--- Start of Items ---

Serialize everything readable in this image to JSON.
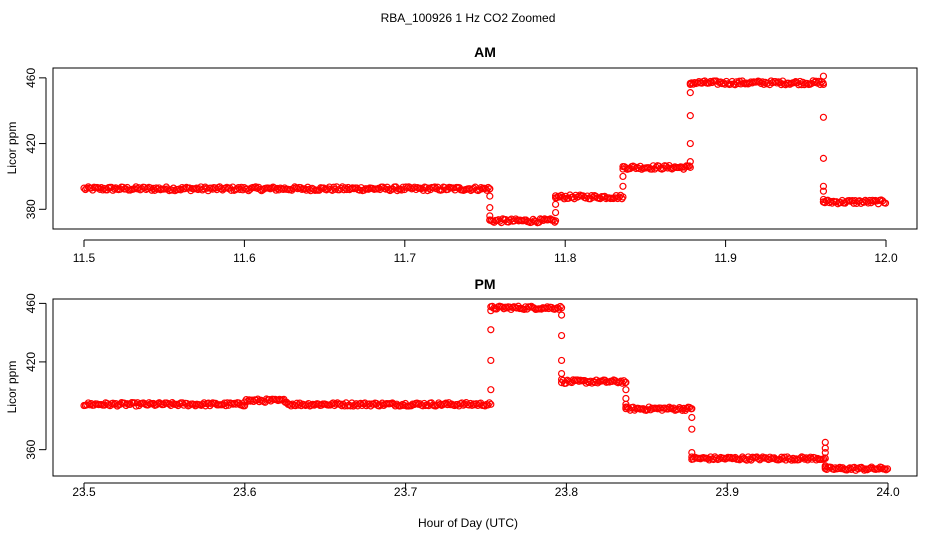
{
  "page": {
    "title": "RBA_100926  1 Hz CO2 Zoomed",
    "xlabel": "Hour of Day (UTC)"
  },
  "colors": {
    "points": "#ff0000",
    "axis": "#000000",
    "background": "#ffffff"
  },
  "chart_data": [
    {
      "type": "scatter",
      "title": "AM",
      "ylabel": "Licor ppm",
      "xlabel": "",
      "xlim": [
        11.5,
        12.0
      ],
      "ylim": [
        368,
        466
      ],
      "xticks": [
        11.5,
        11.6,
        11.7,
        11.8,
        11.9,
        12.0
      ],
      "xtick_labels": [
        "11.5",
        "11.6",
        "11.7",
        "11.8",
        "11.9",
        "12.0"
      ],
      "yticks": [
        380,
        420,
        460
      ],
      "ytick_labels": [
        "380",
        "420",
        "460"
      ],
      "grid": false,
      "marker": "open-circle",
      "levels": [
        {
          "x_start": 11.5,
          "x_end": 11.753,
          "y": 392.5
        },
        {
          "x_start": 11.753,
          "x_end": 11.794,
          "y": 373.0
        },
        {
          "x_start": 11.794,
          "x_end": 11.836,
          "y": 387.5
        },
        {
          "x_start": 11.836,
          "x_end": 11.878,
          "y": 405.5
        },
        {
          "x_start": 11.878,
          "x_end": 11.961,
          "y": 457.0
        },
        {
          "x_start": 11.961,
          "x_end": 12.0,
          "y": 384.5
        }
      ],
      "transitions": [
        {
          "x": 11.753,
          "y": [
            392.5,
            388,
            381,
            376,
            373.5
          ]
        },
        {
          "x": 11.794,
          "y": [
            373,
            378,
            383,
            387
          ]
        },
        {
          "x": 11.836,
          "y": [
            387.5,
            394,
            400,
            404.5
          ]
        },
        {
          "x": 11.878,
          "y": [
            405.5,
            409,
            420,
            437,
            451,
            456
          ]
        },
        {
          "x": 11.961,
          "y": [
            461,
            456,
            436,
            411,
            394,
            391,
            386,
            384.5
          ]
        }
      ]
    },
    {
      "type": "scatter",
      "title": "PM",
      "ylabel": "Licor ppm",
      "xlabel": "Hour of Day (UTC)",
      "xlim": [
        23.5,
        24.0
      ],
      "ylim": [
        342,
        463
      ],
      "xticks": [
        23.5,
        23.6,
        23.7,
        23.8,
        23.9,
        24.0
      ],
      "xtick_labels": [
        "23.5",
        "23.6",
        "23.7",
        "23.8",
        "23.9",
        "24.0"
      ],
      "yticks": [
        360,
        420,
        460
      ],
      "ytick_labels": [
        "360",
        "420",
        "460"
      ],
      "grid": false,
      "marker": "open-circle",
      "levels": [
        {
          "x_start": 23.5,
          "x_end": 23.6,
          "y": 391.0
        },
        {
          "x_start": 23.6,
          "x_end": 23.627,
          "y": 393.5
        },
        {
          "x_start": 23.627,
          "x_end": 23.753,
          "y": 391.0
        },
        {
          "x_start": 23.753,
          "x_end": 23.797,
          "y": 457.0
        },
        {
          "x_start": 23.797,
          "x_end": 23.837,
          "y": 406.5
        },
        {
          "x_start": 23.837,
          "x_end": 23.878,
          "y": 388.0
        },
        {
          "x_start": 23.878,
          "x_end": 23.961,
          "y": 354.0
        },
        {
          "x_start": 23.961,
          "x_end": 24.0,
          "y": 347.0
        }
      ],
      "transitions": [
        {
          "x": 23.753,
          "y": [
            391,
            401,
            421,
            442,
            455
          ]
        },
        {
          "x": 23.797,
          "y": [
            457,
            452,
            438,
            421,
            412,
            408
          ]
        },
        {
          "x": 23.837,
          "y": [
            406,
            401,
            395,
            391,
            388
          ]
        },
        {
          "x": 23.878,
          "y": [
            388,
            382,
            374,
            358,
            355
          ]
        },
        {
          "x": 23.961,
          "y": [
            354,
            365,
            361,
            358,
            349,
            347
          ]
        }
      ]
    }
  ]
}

--- End of Items ---

- _What is asked_
Tally how many lines in the material above hold the word "Hour". Write only that number.

- _Answer below_
2